Problem.
Below is some material; transcribe all of it exactly.

Stored records:
-- start --

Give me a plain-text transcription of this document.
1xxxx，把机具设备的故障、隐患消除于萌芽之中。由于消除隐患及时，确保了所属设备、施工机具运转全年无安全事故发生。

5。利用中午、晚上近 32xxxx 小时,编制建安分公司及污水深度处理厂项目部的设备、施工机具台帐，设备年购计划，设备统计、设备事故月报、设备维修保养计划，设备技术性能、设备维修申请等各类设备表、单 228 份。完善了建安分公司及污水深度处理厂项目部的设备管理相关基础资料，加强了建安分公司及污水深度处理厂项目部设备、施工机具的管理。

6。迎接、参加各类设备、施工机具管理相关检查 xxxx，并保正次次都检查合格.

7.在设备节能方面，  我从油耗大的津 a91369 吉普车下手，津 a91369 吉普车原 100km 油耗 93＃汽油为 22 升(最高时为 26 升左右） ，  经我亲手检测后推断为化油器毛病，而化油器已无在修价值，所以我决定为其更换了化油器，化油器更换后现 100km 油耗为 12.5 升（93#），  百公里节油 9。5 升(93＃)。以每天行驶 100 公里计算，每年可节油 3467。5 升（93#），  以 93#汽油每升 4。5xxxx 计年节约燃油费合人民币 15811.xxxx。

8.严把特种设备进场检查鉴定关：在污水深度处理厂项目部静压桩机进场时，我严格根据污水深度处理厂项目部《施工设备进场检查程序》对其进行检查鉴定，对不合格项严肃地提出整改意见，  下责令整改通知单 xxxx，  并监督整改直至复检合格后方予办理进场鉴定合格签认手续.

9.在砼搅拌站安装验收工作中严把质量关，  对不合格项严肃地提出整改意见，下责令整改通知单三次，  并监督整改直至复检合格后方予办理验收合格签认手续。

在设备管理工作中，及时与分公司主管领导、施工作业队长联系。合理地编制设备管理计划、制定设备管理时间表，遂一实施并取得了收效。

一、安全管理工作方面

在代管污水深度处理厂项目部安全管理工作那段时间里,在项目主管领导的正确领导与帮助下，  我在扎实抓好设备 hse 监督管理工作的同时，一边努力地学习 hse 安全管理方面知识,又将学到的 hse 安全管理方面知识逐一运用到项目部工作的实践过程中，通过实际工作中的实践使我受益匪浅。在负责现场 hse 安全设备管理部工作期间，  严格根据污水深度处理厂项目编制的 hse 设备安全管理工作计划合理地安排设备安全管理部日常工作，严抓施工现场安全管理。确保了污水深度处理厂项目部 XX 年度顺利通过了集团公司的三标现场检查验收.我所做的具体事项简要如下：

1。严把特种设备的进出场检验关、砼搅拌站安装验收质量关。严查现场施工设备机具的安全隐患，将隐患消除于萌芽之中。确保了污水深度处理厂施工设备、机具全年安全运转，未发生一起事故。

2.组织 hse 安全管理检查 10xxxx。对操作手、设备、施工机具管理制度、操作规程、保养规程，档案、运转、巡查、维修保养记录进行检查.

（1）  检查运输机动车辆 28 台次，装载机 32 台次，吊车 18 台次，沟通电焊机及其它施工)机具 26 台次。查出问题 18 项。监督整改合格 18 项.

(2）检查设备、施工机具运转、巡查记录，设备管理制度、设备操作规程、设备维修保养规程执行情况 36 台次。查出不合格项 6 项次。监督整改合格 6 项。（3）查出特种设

-- end --

Solution below.
Give me a plain-text transcription of this document.
1xxxx，把机具设备的故障、隐患消除于萌芽之中。由于消除隐患及时，确保了所属设备、施工机具运转全年无安全事故发生。

5。利用中午、晚上近 32xxxx 小时,编制建安分公司及污水深度处理厂项目部的设备、施工机具台帐，设备年购计划，设备统计、设备事故月报、设备维修保养计划，设备技术性能、设备维修申请等各类设备表、单 228 份。完善了建安分公司及污水深度处理厂项目部的设备管理相关基础资料，加强了建安分公司及污水深度处理厂项目部设备、施工机具的管理。

6。迎接、参加各类设备、施工机具管理相关检查 xxxx，并保正次次都检查合格.

7.在设备节能方面，  我从油耗大的津 a91369 吉普车下手，津 a91369 吉普车原 100km 油耗 93＃汽油为 22 升(最高时为 26 升左右） ，  经我亲手检测后推断为化油器毛病，而化油器已无在修价值，所以我决定为其更换了化油器，化油器更换后现 100km 油耗为 12.5 升（93#），  百公里节油 9。5 升(93＃)。以每天行驶 100 公里计算，每年可节油 3467。5 升（93#），  以 93#汽油每升 4。5xxxx 计年节约燃油费合人民币 15811.xxxx。

8.严把特种设备进场检查鉴定关：在污水深度处理厂项目部静压桩机进场时，我严格根据污水深度处理厂项目部《施工设备进场检查程序》对其进行检查鉴定，对不合格项严肃地提出整改意见，  下责令整改通知单 xxxx，  并监督整改直至复检合格后方予办理进场鉴定合格签认手续.

9.在砼搅拌站安装验收工作中严把质量关，  对不合格项严肃地提出整改意见，下责令整改通知单三次，  并监督整改直至复检合格后方予办理验收合格签认手续。

在设备管理工作中，及时与分公司主管领导、施工作业队长联系。合理地编制设备管理计划、制定设备管理时间表，遂一实施并取得了收效。

一、安全管理工作方面

在代管污水深度处理厂项目部安全管理工作那段时间里,在项目主管领导的正确领导与帮助下，  我在扎实抓好设备 hse 监督管理工作的同时，一边努力地学习 hse 安全管理方面知识,又将学到的 hse 安全管理方面知识逐一运用到项目部工作的实践过程中，通过实际工作中的实践使我受益匪浅。在负责现场 hse 安全设备管理部工作期间，  严格根据污水深度处理厂项目编制的 hse 设备安全管理工作计划合理地安排设备安全管理部日常工作，严抓施工现场安全管理。确保了污水深度处理厂项目部 XX 年度顺利通过了集团公司的三标现场检查验收.我所做的具体事项简要如下：

1。严把特种设备的进出场检验关、砼搅拌站安装验收质量关。严查现场施工设备机具的安全隐患，将隐患消除于萌芽之中。确保了污水深度处理厂施工设备、机具全年安全运转，未发生一起事故。

2.组织 hse 安全管理检查 10xxxx。对操作手、设备、施工机具管理制度、操作规程、保养规程，档案、运转、巡查、维修保养记录进行检查.

（1）  检查运输机动车辆 28 台次，装载机 32 台次，吊车 18 台次，沟通电焊机及其它施工)机具 26 台次。查出问题 18 项。监督整改合格 18 项.

(2）检查设备、施工机具运转、巡查记录，设备管理制度、设备操作规程、设备维修保养规程执行情况 36 台次。查出不合格项 6 项次。监督整改合格 6 项。（3）查出特种设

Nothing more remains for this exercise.